Gather every line of the entries that includes the word "Medium".

§ RECORDS FOR THE TASK
---------------

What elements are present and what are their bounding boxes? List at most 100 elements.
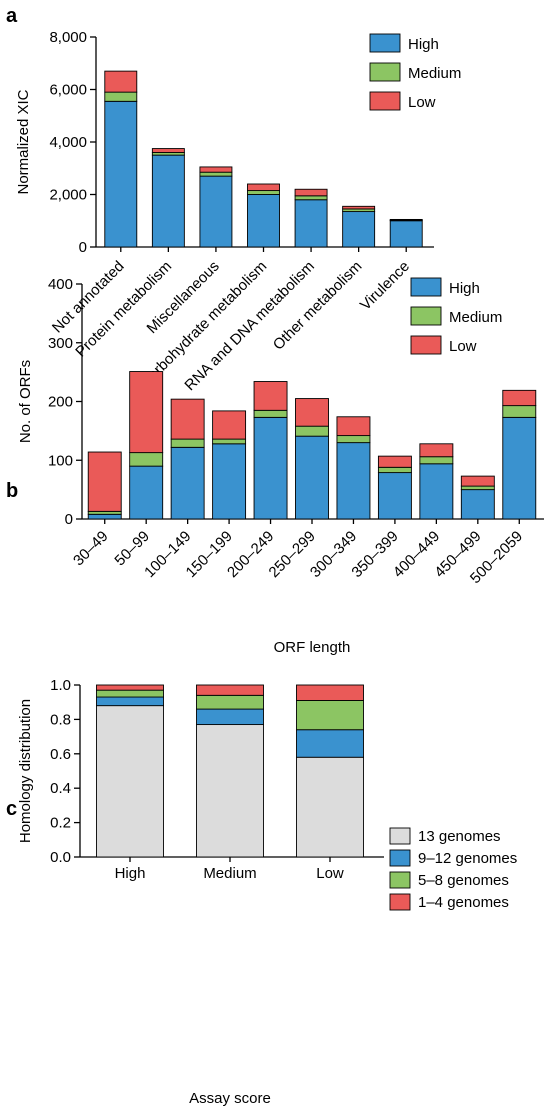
bar-segment [87,513,122,520]
legend-label: 13 genomes [418,828,501,845]
y-tick-label: 2,000 [49,187,87,204]
bar-segment [247,194,280,248]
x-tick-label: Other metabolism [270,258,366,354]
legend-swatch [389,871,411,889]
bar-segment [96,684,164,691]
bar-segment [377,455,412,468]
bar-segment [151,148,185,153]
legend-swatch [389,893,411,911]
y-tick-label: 0.2 [50,815,71,832]
legend-label: High [449,280,480,297]
x-tick-label: Medium [203,865,256,882]
bar-segment [199,175,233,248]
bar-segment [295,398,329,427]
legend-swatch [410,277,442,297]
bar-segment [151,154,185,248]
bar-segment [104,91,138,102]
bar-segment [294,195,328,201]
bar-segment [296,684,364,701]
y-tick-label: 6,000 [49,82,87,99]
bar-segment [247,190,280,195]
y-tick-label: 300 [48,335,73,352]
y-axis-label: No. of ORFs [17,360,34,443]
y-axis-label: Normalized XIC [15,89,32,194]
x-tick-label: Low [316,865,344,882]
legend-swatch [389,827,411,845]
y-tick-label: 0.0 [50,849,71,866]
bar-segment [336,442,371,520]
bar-segment [253,381,288,411]
y-axis-label: Homology distribution [17,699,34,843]
legend-swatch [369,33,401,53]
bar-segment [419,463,454,520]
bar-segment [336,435,371,444]
bar-segment [296,700,364,731]
bar-segment [460,485,495,491]
bar-segment [295,435,329,520]
legend-label: 1–4 genomes [418,894,509,911]
bar-segment [296,756,364,858]
legend-swatch [369,91,401,111]
y-tick-label: 0 [79,239,87,256]
y-tick-label: 0.6 [50,746,71,763]
bar-segment [196,708,264,726]
y-tick-label: 8,000 [49,29,87,46]
bar-segment [170,438,205,448]
bar-segment [389,220,423,248]
bar-segment [419,443,454,458]
bar-segment [502,389,537,407]
panel-letter: c [6,798,17,820]
bar-segment [342,211,376,248]
bar-segment [253,416,288,520]
bar-segment [460,475,495,487]
legend-swatch [389,849,411,867]
y-tick-label: 0.4 [50,780,71,797]
legend-label: Medium [408,65,461,82]
legend-label: High [408,36,439,53]
bar-segment [377,472,412,520]
bar-segment [294,199,328,248]
bar-segment [502,405,537,418]
bar-segment [196,724,264,858]
bar-segment [196,684,264,696]
legend-label: Low [408,94,436,111]
y-tick-label: 4,000 [49,134,87,151]
bar-segment [295,425,329,437]
panel-letter: a [6,5,18,27]
legend-label: 9–12 genomes [418,850,517,867]
bar-segment [87,451,122,512]
legend-swatch [369,62,401,82]
bar-segment [342,205,376,210]
bar-segment [199,166,233,173]
bar-segment [96,696,164,707]
legend-label: 5–8 genomes [418,872,509,889]
bar-segment [212,410,247,440]
bar-segment [460,489,495,520]
bar-segment [104,70,138,93]
bar-segment [502,416,537,520]
x-tick-label: High [115,865,146,882]
legend-swatch [410,335,442,355]
x-tick-label: Virulence [357,258,413,314]
bar-segment [170,398,205,440]
y-tick-label: 0.8 [50,711,71,728]
bar-segment [96,705,164,858]
bar-segment [129,452,164,467]
bar-segment [336,416,371,437]
y-tick-label: 200 [48,394,73,411]
x-axis-label: ORF length [274,639,351,656]
bar-segment [199,171,233,177]
bar-segment [212,438,247,445]
y-tick-label: 400 [48,276,73,293]
bar-segment [129,465,164,520]
x-tick-label: 30–49 [70,528,112,570]
bar-segment [377,466,412,474]
legend-label: Low [449,338,477,355]
bar-segment [96,689,164,698]
bar-segment [419,456,454,465]
y-tick-label: 100 [48,452,73,469]
bar-segment [296,729,364,758]
legend-swatch [410,306,442,326]
legend-label: Medium [449,309,502,326]
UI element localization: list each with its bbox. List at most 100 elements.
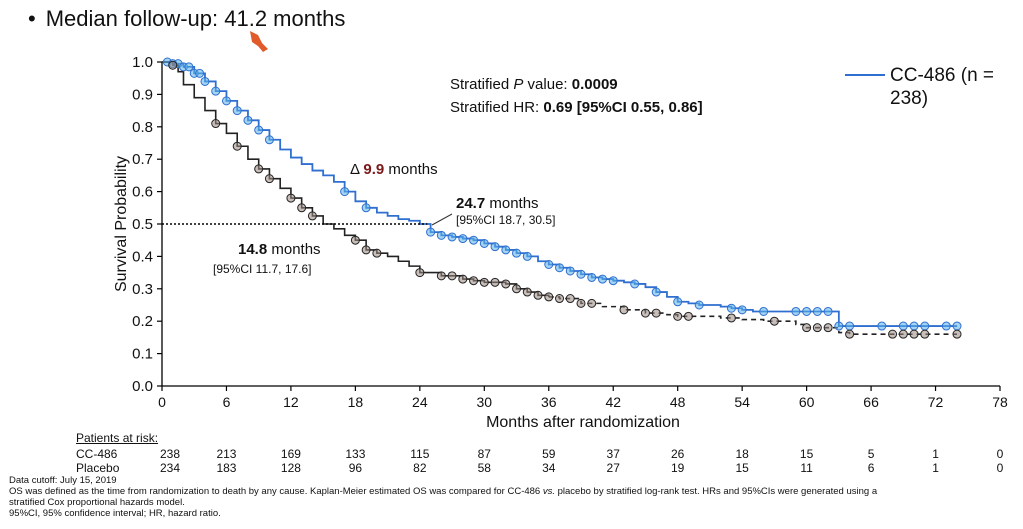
followup-bullet: • Median follow-up: 41.2 months: [28, 6, 346, 31]
placebo-censor-marker: [952, 329, 962, 339]
risk-cell: 128: [280, 461, 301, 475]
risk-cell: 0: [996, 461, 1004, 475]
placebo-censor-marker: [619, 305, 629, 315]
cc486-censor-marker: [221, 96, 231, 106]
placebo-median-ci: [95%CI 11.7, 17.6]: [213, 262, 312, 276]
placebo-censor-marker: [361, 245, 371, 255]
placebo-censor-marker: [920, 329, 930, 339]
cc486-censor-marker: [211, 86, 221, 96]
cc486-censor-marker: [254, 125, 264, 135]
placebo-censor-marker: [565, 294, 575, 304]
cc486-censor-marker: [597, 274, 607, 284]
y-tick-label: 0.9: [132, 86, 153, 103]
placebo-censor-marker: [726, 313, 736, 323]
risk-cell: 1: [932, 461, 939, 475]
placebo-censor-marker: [307, 211, 317, 221]
cc486-censor-marker: [834, 321, 844, 331]
cc486-censor-marker: [576, 269, 586, 279]
cc486-censor-marker: [458, 234, 468, 244]
risk-cell: 115: [410, 447, 430, 461]
placebo-censor-marker: [823, 323, 833, 333]
cc486-censor-marker: [469, 235, 479, 245]
cc486-censor-marker: [522, 251, 532, 261]
x-tick-label: 48: [670, 394, 686, 410]
cc486-censor-marker: [673, 297, 683, 307]
y-axis-label: Survival Probability: [113, 155, 130, 293]
risk-cell: 11: [800, 461, 813, 475]
risk-cell: 15: [735, 461, 749, 475]
cc486-censor-marker: [587, 272, 597, 282]
placebo-censor-marker: [168, 60, 178, 70]
placebo-censor-marker: [501, 279, 511, 289]
x-tick-label: 66: [863, 394, 879, 410]
y-tick-label: 0.3: [132, 281, 153, 298]
risk-cell: 169: [280, 447, 301, 461]
cc486-censor-marker: [608, 276, 618, 286]
risk-cell: 183: [216, 461, 237, 475]
placebo-censor-marker: [232, 141, 242, 151]
cc486-censor-marker: [479, 238, 489, 248]
placebo-censor-marker: [898, 329, 908, 339]
footnote-abbreviations: 95%CI, 95% confidence interval; HR, haza…: [9, 508, 221, 519]
cc486-censor-marker: [501, 245, 511, 255]
stats-p-value: Stratified P value: 0.0009: [450, 76, 618, 93]
placebo-censor-marker: [555, 294, 565, 304]
cc486-censor-marker: [877, 321, 887, 331]
cc486-censor-marker: [565, 266, 575, 276]
placebo-censor-marker: [576, 298, 586, 308]
risk-row-label: Placebo: [76, 461, 120, 475]
placebo-censor-marker: [254, 164, 264, 174]
placebo-censor-marker: [845, 329, 855, 339]
cc486-censor-marker: [232, 106, 242, 116]
cc486-censor-marker: [264, 135, 274, 145]
cc486-censor-marker: [447, 232, 457, 242]
cc486-censor-marker: [340, 187, 350, 197]
placebo-censor-marker: [415, 268, 425, 278]
cc486-censor-marker: [920, 321, 930, 331]
cc486-censor-marker: [512, 248, 522, 258]
placebo-censor-marker: [769, 316, 779, 326]
cc486-censor-marker: [802, 306, 812, 316]
y-tick-label: 0.7: [132, 151, 153, 168]
x-tick-label: 60: [799, 394, 815, 410]
x-tick-label: 30: [477, 394, 493, 410]
placebo-censor-marker: [458, 274, 468, 284]
x-tick-label: 36: [541, 394, 557, 410]
cc486-censor-marker: [952, 321, 962, 331]
cc486-censor-marker: [941, 321, 951, 331]
placebo-censor-marker: [297, 203, 307, 213]
y-tick-label: 0.1: [132, 346, 153, 363]
placebo-censor-marker: [479, 277, 489, 287]
cc486-censor-marker: [823, 306, 833, 316]
cc486-censor-marker: [845, 321, 855, 331]
cc486-censor-marker: [898, 321, 908, 331]
risk-cell: 19: [671, 461, 685, 475]
placebo-censor-marker: [651, 308, 661, 318]
cc486-median-label: 24.7 months: [456, 195, 539, 212]
footnote-cox: stratified Cox proportional hazards mode…: [9, 497, 185, 508]
cc486-censor-marker: [436, 230, 446, 240]
risk-cell: 27: [606, 461, 620, 475]
footnote-cutoff: Data cutoff: July 15, 2019: [9, 475, 117, 486]
risk-cell: 96: [348, 461, 363, 475]
cc486-censor-marker: [490, 242, 500, 252]
cc486-censor-marker: [651, 287, 661, 297]
risk-cell: 18: [735, 447, 749, 461]
risk-table-title: Patients at risk:: [76, 431, 159, 445]
cc486-median-ci: [95%CI 18.7, 30.5]: [456, 213, 556, 227]
risk-cell: 15: [799, 447, 814, 461]
placebo-censor-marker: [286, 193, 296, 203]
cc486-censor-marker: [737, 305, 747, 315]
cc486-censor-marker: [791, 306, 801, 316]
cc486-censor-marker: [909, 321, 919, 331]
followup-text: Median follow-up: 41.2 months: [45, 6, 346, 31]
placebo-median-label: 14.8 months: [238, 241, 321, 258]
placebo-censor-marker: [490, 277, 500, 287]
risk-cell: 6: [867, 461, 875, 475]
placebo-censor-marker: [512, 284, 522, 294]
placebo-censor-marker: [802, 323, 812, 333]
placebo-censor-marker: [544, 292, 554, 302]
placebo-censor-marker: [436, 271, 446, 281]
x-axis-label: Months after randomization: [486, 414, 680, 431]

---------------

§ ANSWER TO THIS EXERCISE
x-tick-label: Medium [203,865,256,882]
legend-label: Medium [408,65,461,82]
legend-label: Medium [449,309,502,326]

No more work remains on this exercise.